● **Exercise instructions**: Copy down every line where the string "Rate" shows up.

************

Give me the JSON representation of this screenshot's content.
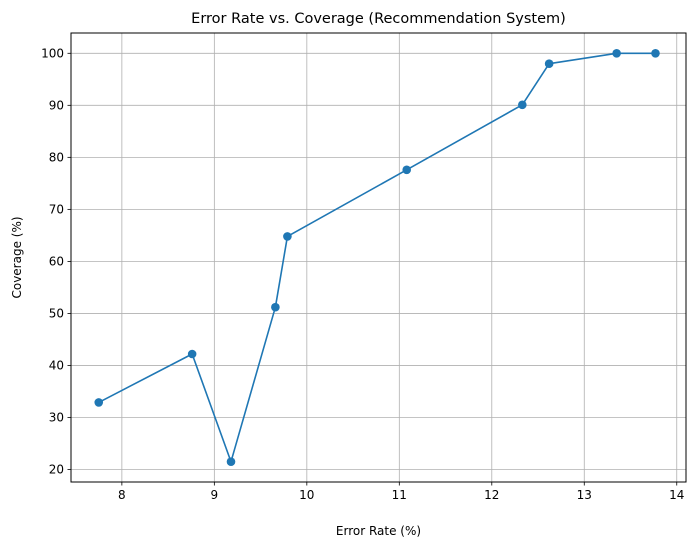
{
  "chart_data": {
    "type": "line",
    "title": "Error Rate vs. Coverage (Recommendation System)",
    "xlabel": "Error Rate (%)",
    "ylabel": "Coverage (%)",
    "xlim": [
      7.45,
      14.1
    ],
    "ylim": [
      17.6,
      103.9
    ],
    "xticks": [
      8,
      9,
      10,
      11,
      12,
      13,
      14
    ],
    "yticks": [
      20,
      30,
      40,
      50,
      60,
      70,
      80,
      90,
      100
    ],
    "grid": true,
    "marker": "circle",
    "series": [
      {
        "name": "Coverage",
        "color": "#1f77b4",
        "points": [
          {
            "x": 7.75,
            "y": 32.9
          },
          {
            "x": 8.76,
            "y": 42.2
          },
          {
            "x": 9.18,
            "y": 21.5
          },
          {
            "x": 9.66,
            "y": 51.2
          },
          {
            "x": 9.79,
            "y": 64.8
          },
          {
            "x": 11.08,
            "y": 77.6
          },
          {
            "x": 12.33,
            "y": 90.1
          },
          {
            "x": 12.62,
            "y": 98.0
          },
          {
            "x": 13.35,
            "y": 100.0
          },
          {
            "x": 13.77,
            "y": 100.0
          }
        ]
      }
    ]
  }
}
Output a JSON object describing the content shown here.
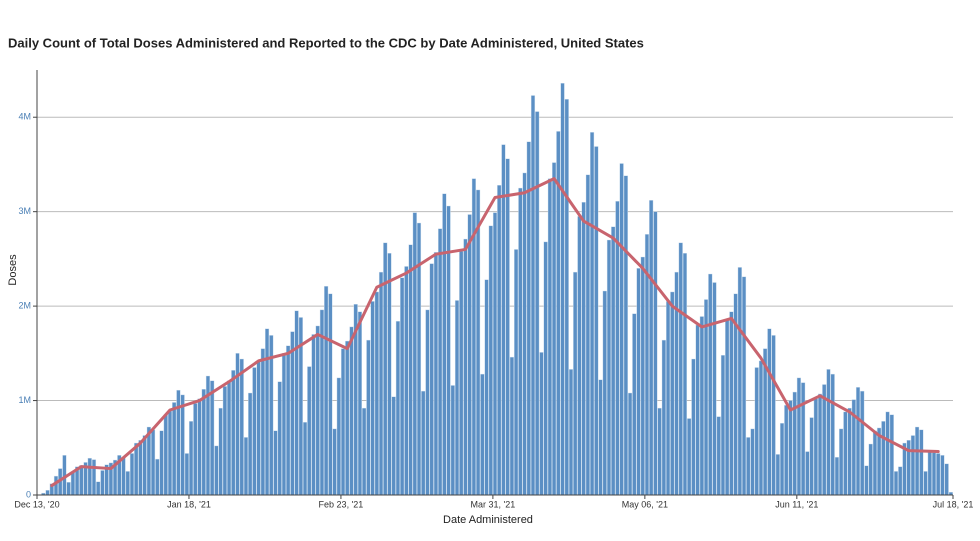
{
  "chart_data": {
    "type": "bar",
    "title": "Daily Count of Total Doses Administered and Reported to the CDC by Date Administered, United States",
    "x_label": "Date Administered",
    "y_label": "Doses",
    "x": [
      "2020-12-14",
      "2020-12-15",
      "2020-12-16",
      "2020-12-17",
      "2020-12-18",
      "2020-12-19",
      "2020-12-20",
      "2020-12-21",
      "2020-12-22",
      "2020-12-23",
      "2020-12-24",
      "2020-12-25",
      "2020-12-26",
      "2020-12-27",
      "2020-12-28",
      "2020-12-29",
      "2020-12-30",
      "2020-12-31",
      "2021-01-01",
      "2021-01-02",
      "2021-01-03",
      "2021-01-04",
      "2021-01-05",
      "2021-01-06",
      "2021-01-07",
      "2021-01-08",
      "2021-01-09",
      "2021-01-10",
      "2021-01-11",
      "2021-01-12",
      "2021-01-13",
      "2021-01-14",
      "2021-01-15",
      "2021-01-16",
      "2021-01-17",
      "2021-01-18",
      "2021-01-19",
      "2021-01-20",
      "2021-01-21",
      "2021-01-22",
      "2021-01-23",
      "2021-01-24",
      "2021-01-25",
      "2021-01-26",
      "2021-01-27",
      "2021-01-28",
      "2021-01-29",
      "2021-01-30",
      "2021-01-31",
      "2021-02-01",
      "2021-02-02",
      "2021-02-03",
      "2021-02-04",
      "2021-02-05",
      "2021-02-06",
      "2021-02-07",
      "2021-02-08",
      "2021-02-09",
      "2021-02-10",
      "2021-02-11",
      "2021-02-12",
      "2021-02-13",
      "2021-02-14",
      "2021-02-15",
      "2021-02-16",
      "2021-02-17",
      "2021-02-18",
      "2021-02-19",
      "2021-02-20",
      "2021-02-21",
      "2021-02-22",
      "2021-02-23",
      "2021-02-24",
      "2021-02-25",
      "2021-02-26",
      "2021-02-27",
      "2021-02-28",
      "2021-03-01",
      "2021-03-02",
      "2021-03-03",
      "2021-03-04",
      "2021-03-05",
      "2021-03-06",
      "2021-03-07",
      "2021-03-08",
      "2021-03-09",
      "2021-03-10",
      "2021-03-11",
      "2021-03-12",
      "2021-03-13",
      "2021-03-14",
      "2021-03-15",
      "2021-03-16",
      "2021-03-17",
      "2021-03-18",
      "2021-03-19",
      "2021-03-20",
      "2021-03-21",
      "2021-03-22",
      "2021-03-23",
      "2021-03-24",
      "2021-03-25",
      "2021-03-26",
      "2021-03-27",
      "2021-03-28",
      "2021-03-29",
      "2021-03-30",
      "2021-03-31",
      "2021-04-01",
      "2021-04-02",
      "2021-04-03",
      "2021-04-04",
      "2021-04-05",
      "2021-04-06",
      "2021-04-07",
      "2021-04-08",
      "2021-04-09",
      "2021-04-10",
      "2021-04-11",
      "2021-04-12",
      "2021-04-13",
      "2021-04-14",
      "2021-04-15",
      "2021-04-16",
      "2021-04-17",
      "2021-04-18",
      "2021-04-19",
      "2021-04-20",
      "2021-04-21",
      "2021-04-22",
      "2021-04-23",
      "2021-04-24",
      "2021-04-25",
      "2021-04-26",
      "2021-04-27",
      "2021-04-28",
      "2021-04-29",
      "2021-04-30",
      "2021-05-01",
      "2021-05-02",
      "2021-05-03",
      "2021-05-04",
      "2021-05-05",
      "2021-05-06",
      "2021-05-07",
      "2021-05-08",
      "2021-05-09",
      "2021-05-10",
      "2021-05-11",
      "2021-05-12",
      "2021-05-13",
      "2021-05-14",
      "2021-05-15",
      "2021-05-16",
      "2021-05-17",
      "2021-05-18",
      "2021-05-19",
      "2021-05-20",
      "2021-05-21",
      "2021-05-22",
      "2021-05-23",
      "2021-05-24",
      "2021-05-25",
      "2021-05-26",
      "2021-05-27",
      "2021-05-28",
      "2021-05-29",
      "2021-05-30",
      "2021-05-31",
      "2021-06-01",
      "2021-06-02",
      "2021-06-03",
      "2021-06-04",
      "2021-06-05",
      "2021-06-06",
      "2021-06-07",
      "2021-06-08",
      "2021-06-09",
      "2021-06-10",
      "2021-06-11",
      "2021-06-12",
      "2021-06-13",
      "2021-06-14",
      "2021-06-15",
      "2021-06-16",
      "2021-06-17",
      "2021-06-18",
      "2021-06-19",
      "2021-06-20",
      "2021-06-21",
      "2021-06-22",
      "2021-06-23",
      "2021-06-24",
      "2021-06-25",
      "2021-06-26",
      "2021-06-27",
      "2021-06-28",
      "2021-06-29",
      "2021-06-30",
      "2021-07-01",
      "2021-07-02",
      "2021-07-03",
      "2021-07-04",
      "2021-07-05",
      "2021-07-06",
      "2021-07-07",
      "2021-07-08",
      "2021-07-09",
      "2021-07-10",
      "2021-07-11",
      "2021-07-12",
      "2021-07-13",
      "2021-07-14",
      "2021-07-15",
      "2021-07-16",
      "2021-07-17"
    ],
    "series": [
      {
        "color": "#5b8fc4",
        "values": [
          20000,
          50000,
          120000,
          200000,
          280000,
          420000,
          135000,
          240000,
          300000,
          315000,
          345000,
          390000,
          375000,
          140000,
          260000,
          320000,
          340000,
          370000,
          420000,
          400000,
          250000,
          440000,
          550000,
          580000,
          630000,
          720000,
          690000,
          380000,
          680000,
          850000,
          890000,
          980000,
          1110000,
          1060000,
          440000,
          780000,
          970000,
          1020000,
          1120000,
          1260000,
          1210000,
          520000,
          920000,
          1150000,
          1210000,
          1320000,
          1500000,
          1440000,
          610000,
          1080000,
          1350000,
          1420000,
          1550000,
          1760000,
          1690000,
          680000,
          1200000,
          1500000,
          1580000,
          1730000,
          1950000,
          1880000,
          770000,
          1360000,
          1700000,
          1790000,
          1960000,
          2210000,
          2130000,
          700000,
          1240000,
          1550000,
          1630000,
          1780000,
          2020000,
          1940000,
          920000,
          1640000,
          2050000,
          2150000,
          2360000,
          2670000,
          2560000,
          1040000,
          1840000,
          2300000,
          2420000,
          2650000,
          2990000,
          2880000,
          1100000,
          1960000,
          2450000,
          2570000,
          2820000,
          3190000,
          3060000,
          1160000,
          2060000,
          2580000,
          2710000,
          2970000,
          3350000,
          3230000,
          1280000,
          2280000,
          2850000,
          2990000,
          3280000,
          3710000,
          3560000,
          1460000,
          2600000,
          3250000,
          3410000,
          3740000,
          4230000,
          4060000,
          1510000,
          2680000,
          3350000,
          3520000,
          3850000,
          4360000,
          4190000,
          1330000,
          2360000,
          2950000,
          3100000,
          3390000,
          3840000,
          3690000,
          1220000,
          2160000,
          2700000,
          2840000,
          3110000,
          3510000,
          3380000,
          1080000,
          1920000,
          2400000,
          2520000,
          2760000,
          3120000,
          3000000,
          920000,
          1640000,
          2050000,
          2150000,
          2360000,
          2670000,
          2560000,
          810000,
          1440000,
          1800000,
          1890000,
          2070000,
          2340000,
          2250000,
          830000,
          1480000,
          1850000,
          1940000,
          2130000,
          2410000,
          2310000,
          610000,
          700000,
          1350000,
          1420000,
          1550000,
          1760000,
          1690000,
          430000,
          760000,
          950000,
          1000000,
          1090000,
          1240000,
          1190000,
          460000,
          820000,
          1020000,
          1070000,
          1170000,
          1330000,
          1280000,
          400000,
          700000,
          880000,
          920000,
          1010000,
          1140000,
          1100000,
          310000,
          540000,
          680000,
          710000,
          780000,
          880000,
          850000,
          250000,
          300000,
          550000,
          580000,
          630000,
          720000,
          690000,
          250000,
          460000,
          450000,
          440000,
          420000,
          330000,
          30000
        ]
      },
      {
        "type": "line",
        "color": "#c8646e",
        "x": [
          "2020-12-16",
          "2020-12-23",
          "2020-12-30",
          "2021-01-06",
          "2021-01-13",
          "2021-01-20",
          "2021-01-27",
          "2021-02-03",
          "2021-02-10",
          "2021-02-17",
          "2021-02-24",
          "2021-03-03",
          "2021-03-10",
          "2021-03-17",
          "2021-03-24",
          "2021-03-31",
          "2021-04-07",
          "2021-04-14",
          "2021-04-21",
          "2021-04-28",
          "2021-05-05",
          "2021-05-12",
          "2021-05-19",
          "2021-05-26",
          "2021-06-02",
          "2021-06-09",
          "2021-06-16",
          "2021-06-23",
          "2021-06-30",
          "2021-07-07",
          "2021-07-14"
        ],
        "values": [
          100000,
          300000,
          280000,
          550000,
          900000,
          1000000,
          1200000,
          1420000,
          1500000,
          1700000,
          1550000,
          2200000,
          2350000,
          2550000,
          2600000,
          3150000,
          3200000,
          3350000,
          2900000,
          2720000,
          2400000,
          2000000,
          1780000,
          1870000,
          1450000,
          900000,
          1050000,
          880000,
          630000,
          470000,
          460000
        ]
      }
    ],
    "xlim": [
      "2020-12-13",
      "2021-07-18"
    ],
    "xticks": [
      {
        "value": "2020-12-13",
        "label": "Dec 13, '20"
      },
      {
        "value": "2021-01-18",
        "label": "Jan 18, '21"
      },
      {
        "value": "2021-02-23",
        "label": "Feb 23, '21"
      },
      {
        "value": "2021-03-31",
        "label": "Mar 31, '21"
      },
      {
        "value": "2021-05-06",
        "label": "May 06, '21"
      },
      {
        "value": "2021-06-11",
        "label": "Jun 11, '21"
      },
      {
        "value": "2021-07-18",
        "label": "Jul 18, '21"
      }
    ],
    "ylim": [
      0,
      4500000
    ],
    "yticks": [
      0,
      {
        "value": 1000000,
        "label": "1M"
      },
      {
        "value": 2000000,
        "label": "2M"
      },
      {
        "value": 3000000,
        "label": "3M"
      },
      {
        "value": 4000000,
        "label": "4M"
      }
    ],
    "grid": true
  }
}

************

● **Answer to this task**:
    "title": "Error Rate vs. Coverage (Recommendation System)",
    "xlabel": "Error Rate (%)",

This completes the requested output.